__Task objective__.
Could you output each line of the data that follows exactly?
----------
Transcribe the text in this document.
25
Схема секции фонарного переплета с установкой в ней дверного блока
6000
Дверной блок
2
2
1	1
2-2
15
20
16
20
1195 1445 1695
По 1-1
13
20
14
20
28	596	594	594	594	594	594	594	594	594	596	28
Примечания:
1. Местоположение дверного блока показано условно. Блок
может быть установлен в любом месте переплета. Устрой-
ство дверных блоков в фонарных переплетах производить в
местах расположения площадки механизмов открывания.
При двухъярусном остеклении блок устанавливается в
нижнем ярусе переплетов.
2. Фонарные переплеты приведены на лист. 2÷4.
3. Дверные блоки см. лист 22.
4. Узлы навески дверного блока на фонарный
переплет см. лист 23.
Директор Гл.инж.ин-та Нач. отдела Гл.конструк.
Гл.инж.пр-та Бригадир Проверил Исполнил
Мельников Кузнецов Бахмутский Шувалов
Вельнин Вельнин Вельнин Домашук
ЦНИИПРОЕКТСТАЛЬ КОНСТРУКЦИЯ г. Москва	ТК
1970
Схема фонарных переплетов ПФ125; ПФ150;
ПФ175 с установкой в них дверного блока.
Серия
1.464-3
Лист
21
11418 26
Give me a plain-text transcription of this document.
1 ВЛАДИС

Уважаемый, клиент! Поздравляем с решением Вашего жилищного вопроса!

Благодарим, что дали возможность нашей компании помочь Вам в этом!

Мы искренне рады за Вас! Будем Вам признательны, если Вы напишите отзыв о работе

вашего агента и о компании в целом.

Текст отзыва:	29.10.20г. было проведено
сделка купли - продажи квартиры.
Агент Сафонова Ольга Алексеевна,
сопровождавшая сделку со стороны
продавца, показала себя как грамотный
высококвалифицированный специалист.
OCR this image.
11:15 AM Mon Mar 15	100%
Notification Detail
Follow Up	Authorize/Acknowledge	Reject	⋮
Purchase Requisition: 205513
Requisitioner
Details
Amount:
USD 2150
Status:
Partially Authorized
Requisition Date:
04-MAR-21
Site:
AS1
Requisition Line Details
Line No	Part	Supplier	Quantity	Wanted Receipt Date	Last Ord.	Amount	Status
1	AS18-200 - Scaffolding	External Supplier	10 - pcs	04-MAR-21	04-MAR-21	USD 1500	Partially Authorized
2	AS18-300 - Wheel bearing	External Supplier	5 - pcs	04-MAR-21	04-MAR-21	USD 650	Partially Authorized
----------
__Written reply__.
Transcribe the text in this document.
25
Схема секции фонарного переплета с установкой в ней дверного блока
6000
Дверной блок
2
2
1	1
2-2
15
20
16
20
1195 1445 1695
По 1-1
13
20
14
20
28	596	594	594	594	594	594	594	594	594	596	28
Примечания:
1. Местоположение дверного блока показано условно. Блок
может быть установлен в любом месте переплета. Устрой-
ство дверных блоков в фонарных переплетах производить в
местах расположения площадки механизмов открывания.
При двухъярусном остеклении блок устанавливается в
нижнем ярусе переплетов.
2. Фонарные переплеты приведены на лист. 2÷4.
3. Дверные блоки см. лист 22.
4. Узлы навески дверного блока на фонарный
переплет см. лист 23.
Директор Гл.инж.ин-та Нач. отдела Гл.конструк.
Гл.инж.пр-та Бригадир Проверил Исполнил
Мельников Кузнецов Бахмутский Шувалов
Вельнин Вельнин Вельнин Домашук
ЦНИИПРОЕКТСТАЛЬ КОНСТРУКЦИЯ г. Москва	ТК
1970
Схема фонарных переплетов ПФ125; ПФ150;
ПФ175 с установкой в них дверного блока.
Серия
1.464-3
Лист
21
11418 26
Give me a plain-text transcription of this document.
1 ВЛАДИС

Уважаемый, клиент! Поздравляем с решением Вашего жилищного вопроса!

Благодарим, что дали возможность нашей компании помочь Вам в этом!

Мы искренне рады за Вас! Будем Вам признательны, если Вы напишите отзыв о работе

вашего агента и о компании в целом.

Текст отзыва:	29.10.20г. было проведено
сделка купли - продажи квартиры.
Агент Сафонова Ольга Алексеевна,
сопровождавшая сделку со стороны
продавца, показала себя как грамотный
высококвалифицированный специалист.
OCR this image.
11:15 AM Mon Mar 15	100%
Notification Detail
Follow Up	Authorize/Acknowledge	Reject	⋮
Purchase Requisition: 205513
Requisitioner
Details
Amount:
USD 2150
Status:
Partially Authorized
Requisition Date:
04-MAR-21
Site:
AS1
Requisition Line Details
Line No	Part	Supplier	Quantity	Wanted Receipt Date	Last Ord.	Amount	Status
1	AS18-200 - Scaffolding	External Supplier	10 - pcs	04-MAR-21	04-MAR-21	USD 1500	Partially Authorized
2	AS18-300 - Wheel bearing	External Supplier	5 - pcs	04-MAR-21	04-MAR-21	USD 650	Partially Authorized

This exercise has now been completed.